◆ **SUPPLIED MATERIAL**:
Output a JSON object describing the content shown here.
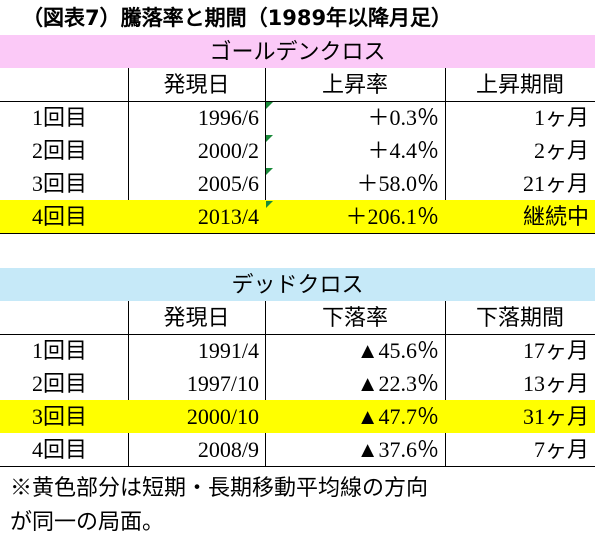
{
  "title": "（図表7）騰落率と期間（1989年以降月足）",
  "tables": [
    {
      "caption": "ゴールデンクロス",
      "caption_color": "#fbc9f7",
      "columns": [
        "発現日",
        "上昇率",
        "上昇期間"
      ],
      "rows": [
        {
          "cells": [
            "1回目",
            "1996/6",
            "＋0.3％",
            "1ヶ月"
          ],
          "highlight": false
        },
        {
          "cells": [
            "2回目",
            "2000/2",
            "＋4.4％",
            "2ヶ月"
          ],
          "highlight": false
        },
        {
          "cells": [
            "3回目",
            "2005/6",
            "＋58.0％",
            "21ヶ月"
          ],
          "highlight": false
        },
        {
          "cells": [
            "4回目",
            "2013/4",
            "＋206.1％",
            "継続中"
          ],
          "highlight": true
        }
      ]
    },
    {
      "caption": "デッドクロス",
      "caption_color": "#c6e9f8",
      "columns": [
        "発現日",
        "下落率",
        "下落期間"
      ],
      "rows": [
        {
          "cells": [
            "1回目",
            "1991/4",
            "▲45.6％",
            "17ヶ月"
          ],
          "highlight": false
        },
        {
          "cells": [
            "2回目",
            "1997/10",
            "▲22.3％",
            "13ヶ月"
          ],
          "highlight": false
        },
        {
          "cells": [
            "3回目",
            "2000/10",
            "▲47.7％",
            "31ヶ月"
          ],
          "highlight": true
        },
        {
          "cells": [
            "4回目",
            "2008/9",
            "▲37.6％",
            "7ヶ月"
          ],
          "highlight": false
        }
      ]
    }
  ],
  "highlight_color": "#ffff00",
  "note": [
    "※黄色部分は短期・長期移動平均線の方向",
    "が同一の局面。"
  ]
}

◆ **TASK INSTRUCTIONS**:
The records above must be transcribed exactly. Pictures are left out of the copy.

◆ **ANSWER TO THIS PROBLEM**:
Output a JSON object describing the content shown here.
{
  "title": "（図表7）騰落率と期間（1989年以降月足）",
  "tables": [
    {
      "caption": "ゴールデンクロス",
      "caption_color": "#fbc9f7",
      "columns": [
        "発現日",
        "上昇率",
        "上昇期間"
      ],
      "rows": [
        {
          "cells": [
            "1回目",
            "1996/6",
            "＋0.3％",
            "1ヶ月"
          ],
          "highlight": false
        },
        {
          "cells": [
            "2回目",
            "2000/2",
            "＋4.4％",
            "2ヶ月"
          ],
          "highlight": false
        },
        {
          "cells": [
            "3回目",
            "2005/6",
            "＋58.0％",
            "21ヶ月"
          ],
          "highlight": false
        },
        {
          "cells": [
            "4回目",
            "2013/4",
            "＋206.1％",
            "継続中"
          ],
          "highlight": true
        }
      ]
    },
    {
      "caption": "デッドクロス",
      "caption_color": "#c6e9f8",
      "columns": [
        "発現日",
        "下落率",
        "下落期間"
      ],
      "rows": [
        {
          "cells": [
            "1回目",
            "1991/4",
            "▲45.6％",
            "17ヶ月"
          ],
          "highlight": false
        },
        {
          "cells": [
            "2回目",
            "1997/10",
            "▲22.3％",
            "13ヶ月"
          ],
          "highlight": false
        },
        {
          "cells": [
            "3回目",
            "2000/10",
            "▲47.7％",
            "31ヶ月"
          ],
          "highlight": true
        },
        {
          "cells": [
            "4回目",
            "2008/9",
            "▲37.6％",
            "7ヶ月"
          ],
          "highlight": false
        }
      ]
    }
  ],
  "highlight_color": "#ffff00",
  "note": [
    "※黄色部分は短期・長期移動平均線の方向",
    "が同一の局面。"
  ]
}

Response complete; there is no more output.